### Requirements
Take every line from the listing below that includes "true" and copy it.

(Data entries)
##########
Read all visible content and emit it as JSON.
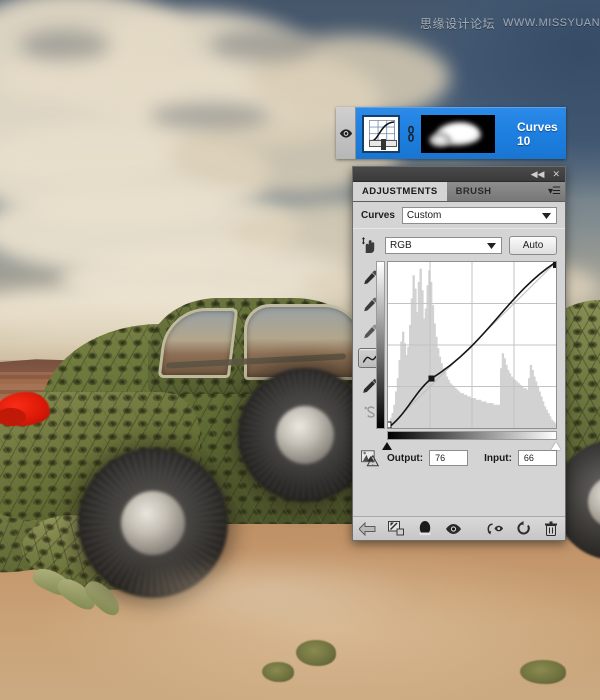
{
  "watermark": {
    "cn_text": "思缘设计论坛",
    "en_text": "WWW.MISSYUAN.COM"
  },
  "layer_row": {
    "visibility_icon": "eye-icon",
    "adjustment_thumbnail_icon": "curves-thumbnail-icon",
    "link_icon": "link-icon",
    "mask_thumbnail_icon": "layer-mask-thumbnail",
    "name": "Curves 10",
    "selected_color": "#1d7fe0"
  },
  "panel": {
    "titlebar": {
      "collapse_label": "◀◀",
      "close_label": "✕"
    },
    "tabs": [
      {
        "label": "ADJUSTMENTS",
        "active": true
      },
      {
        "label": "BRUSH",
        "active": false
      }
    ],
    "menu_icon": "panel-menu-icon",
    "curves_row": {
      "label": "Curves",
      "preset_value": "Custom",
      "caret_icon": "chevron-down-icon"
    },
    "channel_row": {
      "hand_icon": "on-image-adjust-hand-icon",
      "channel_value": "RGB",
      "caret_icon": "chevron-down-icon",
      "auto_label": "Auto"
    },
    "tools": [
      {
        "name": "black-point-eyedropper-icon",
        "selected": false
      },
      {
        "name": "gray-point-eyedropper-icon",
        "selected": false
      },
      {
        "name": "white-point-eyedropper-icon",
        "selected": false
      },
      {
        "name": "edit-points-curve-icon",
        "selected": true
      },
      {
        "name": "pencil-draw-curve-icon",
        "selected": false
      },
      {
        "name": "smooth-curve-icon",
        "selected": false
      }
    ],
    "io_row": {
      "clipping_warning_icon": "clipping-warning-icon",
      "output_label": "Output:",
      "output_value": "76",
      "input_label": "Input:",
      "input_value": "66"
    },
    "footer_buttons": [
      {
        "name": "return-to-adjustment-list-icon"
      },
      {
        "name": "clip-to-layer-icon"
      },
      {
        "name": "toggle-layer-mask-icon"
      },
      {
        "name": "preview-eye-icon"
      },
      {
        "name": "view-previous-state-icon"
      },
      {
        "name": "reset-adjustment-icon"
      },
      {
        "name": "delete-adjustment-layer-icon"
      }
    ]
  },
  "chart_data": {
    "type": "line",
    "title": "Curves RGB",
    "xlabel": "Input",
    "ylabel": "Output",
    "xlim": [
      0,
      255
    ],
    "ylim": [
      0,
      255
    ],
    "grid": true,
    "grid_divisions": 4,
    "control_points": [
      {
        "input": 0,
        "output": 0
      },
      {
        "input": 66,
        "output": 76
      },
      {
        "input": 255,
        "output": 255
      }
    ],
    "histogram": [
      4,
      6,
      9,
      14,
      22,
      30,
      41,
      52,
      58,
      51,
      44,
      49,
      62,
      78,
      92,
      84,
      70,
      88,
      96,
      83,
      66,
      72,
      86,
      95,
      88,
      74,
      63,
      55,
      48,
      43,
      39,
      36,
      34,
      31,
      29,
      27,
      26,
      25,
      24,
      23,
      22,
      21,
      21,
      20,
      20,
      19,
      19,
      18,
      18,
      18,
      17,
      17,
      17,
      16,
      16,
      16,
      15,
      15,
      15,
      15,
      14,
      14,
      14,
      14,
      36,
      45,
      42,
      38,
      35,
      33,
      31,
      30,
      29,
      28,
      27,
      26,
      25,
      24,
      24,
      23,
      30,
      38,
      35,
      31,
      28,
      25,
      22,
      19,
      16,
      13,
      11,
      9,
      7,
      5,
      4,
      3
    ]
  }
}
##########
### Task solution
        "active": true
        "selected": true
    "grid": true,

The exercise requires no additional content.